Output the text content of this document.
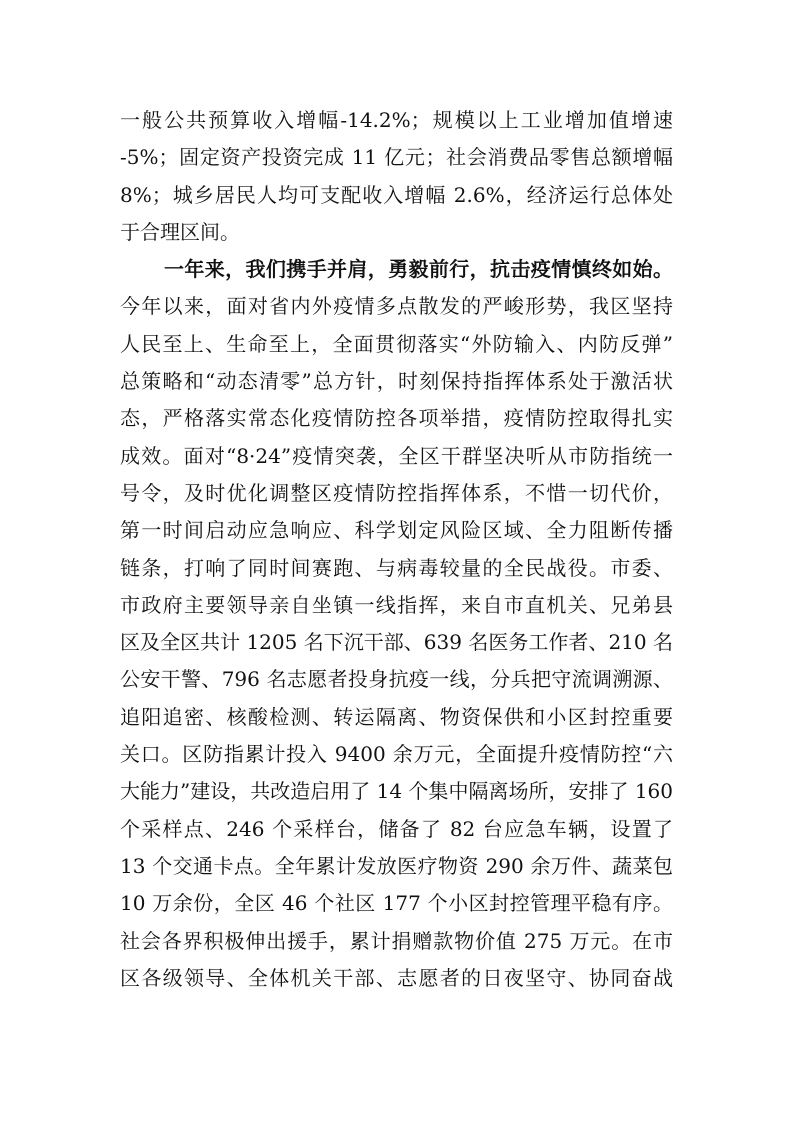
一般公共预算收入增幅-14.2%；规模以上工业增加值增速
-5%；固定资产投资完成 11 亿元；社会消费品零售总额增幅
8%；城乡居民人均可支配收入增幅 2.6%，经济运行总体处
于合理区间。
一年来，我们携手并肩，勇毅前行，抗击疫情慎终如始。
今年以来，面对省内外疫情多点散发的严峻形势，我区坚持
人民至上、生命至上，全面贯彻落实“外防输入、内防反弹”
总策略和“动态清零”总方针，时刻保持指挥体系处于激活状
态，严格落实常态化疫情防控各项举措，疫情防控取得扎实
成效。面对“8·24”疫情突袭，全区干群坚决听从市防指统一
号令，及时优化调整区疫情防控指挥体系，不惜一切代价，
第一时间启动应急响应、科学划定风险区域、全力阻断传播
链条，打响了同时间赛跑、与病毒较量的全民战役。市委、
市政府主要领导亲自坐镇一线指挥，来自市直机关、兄弟县
区及全区共计 1205 名下沉干部、639 名医务工作者、210 名
公安干警、796 名志愿者投身抗疫一线，分兵把守流调溯源、
追阳追密、核酸检测、转运隔离、物资保供和小区封控重要
关口。区防指累计投入 9400 余万元，全面提升疫情防控“六
大能力”建设，共改造启用了 14 个集中隔离场所，安排了 160
个采样点、246 个采样台，储备了 82 台应急车辆，设置了
13 个交通卡点。全年累计发放医疗物资 290 余万件、蔬菜包
10 万余份，全区 46 个社区 177 个小区封控管理平稳有序。
社会各界积极伸出援手，累计捐赠款物价值 275 万元。在市
区各级领导、全体机关干部、志愿者的日夜坚守、协同奋战
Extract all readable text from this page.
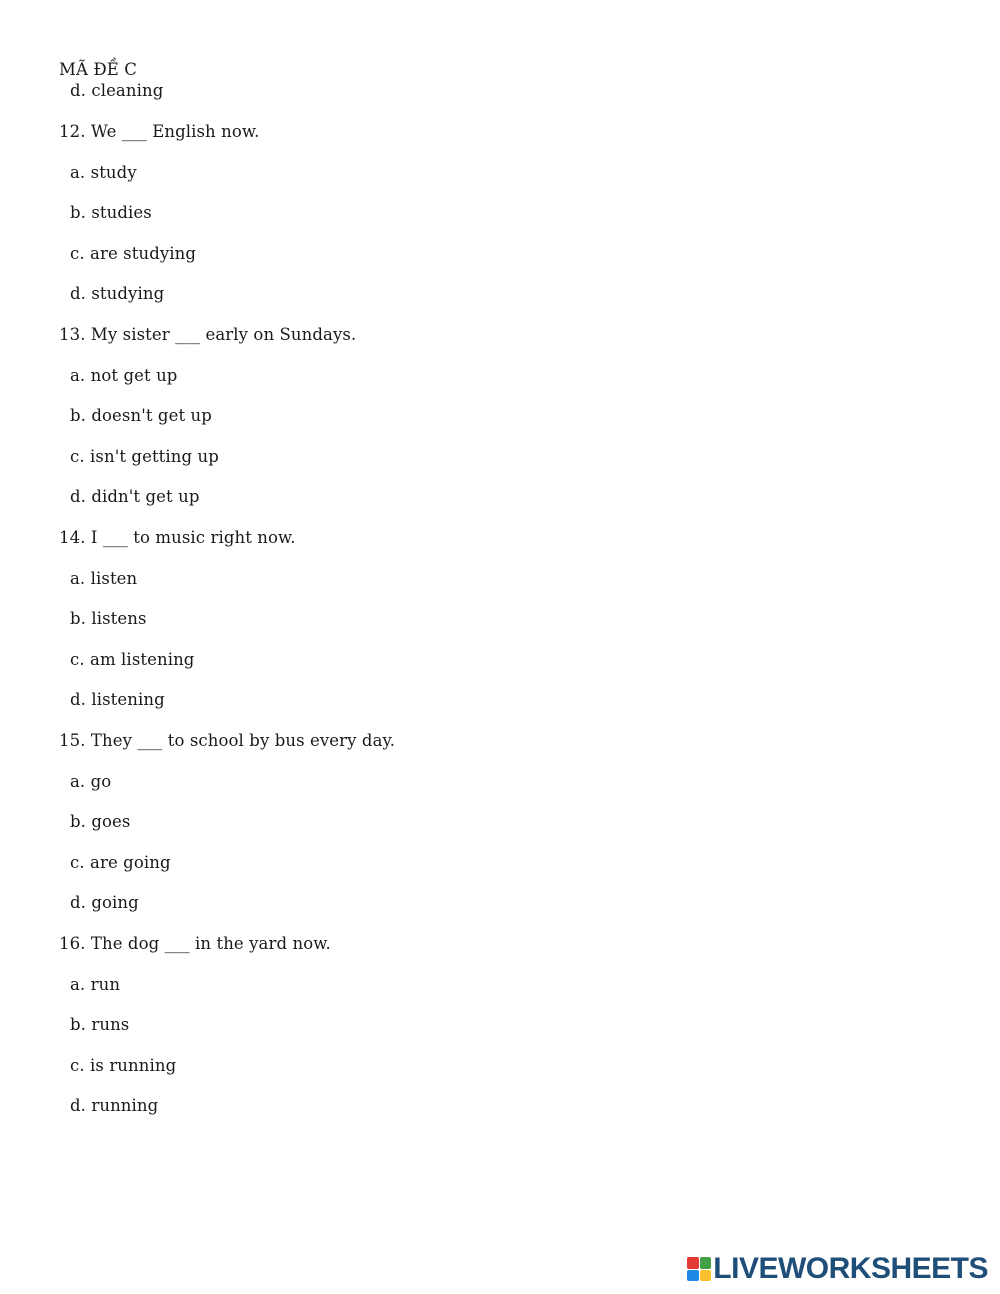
MÃ ĐỀ C
d. cleaning
12. We ___ English now.
a. study
b. studies
c. are studying
d. studying
13. My sister ___ early on Sundays.
a. not get up
b. doesn't get up
c. isn't getting up
d. didn't get up
14. I ___ to music right now.
a. listen
b. listens
c. am listening
d. listening
15. They ___ to school by bus every day.
a. go
b. goes
c. are going
d. going
16. The dog ___ in the yard now.
a. run
b. runs
c. is running
d. running
LIVEWORKSHEETS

----

# What to work on
The records above are to be reproduced exactly; the pictures are to be left out.

# Exercise answer
Output the text content of this document.
一般公共预算收入增幅-14.2%；规模以上工业增加值增速
-5%；固定资产投资完成 11 亿元；社会消费品零售总额增幅
8%；城乡居民人均可支配收入增幅 2.6%，经济运行总体处
于合理区间。
一年来，我们携手并肩，勇毅前行，抗击疫情慎终如始。
今年以来，面对省内外疫情多点散发的严峻形势，我区坚持
人民至上、生命至上，全面贯彻落实“外防输入、内防反弹”
总策略和“动态清零”总方针，时刻保持指挥体系处于激活状
态，严格落实常态化疫情防控各项举措，疫情防控取得扎实
成效。面对“8·24”疫情突袭，全区干群坚决听从市防指统一
号令，及时优化调整区疫情防控指挥体系，不惜一切代价，
第一时间启动应急响应、科学划定风险区域、全力阻断传播
链条，打响了同时间赛跑、与病毒较量的全民战役。市委、
市政府主要领导亲自坐镇一线指挥，来自市直机关、兄弟县
区及全区共计 1205 名下沉干部、639 名医务工作者、210 名
公安干警、796 名志愿者投身抗疫一线，分兵把守流调溯源、
追阳追密、核酸检测、转运隔离、物资保供和小区封控重要
关口。区防指累计投入 9400 余万元，全面提升疫情防控“六
大能力”建设，共改造启用了 14 个集中隔离场所，安排了 160
个采样点、246 个采样台，储备了 82 台应急车辆，设置了
13 个交通卡点。全年累计发放医疗物资 290 余万件、蔬菜包
10 万余份，全区 46 个社区 177 个小区封控管理平稳有序。
社会各界积极伸出援手，累计捐赠款物价值 275 万元。在市
区各级领导、全体机关干部、志愿者的日夜坚守、协同奋战
Extract all readable text from this page.
MÃ ĐỀ C
d. cleaning
12. We ___ English now.
a. study
b. studies
c. are studying
d. studying
13. My sister ___ early on Sundays.
a. not get up
b. doesn't get up
c. isn't getting up
d. didn't get up
14. I ___ to music right now.
a. listen
b. listens
c. am listening
d. listening
15. They ___ to school by bus every day.
a. go
b. goes
c. are going
d. going
16. The dog ___ in the yard now.
a. run
b. runs
c. is running
d. running
LIVEWORKSHEETS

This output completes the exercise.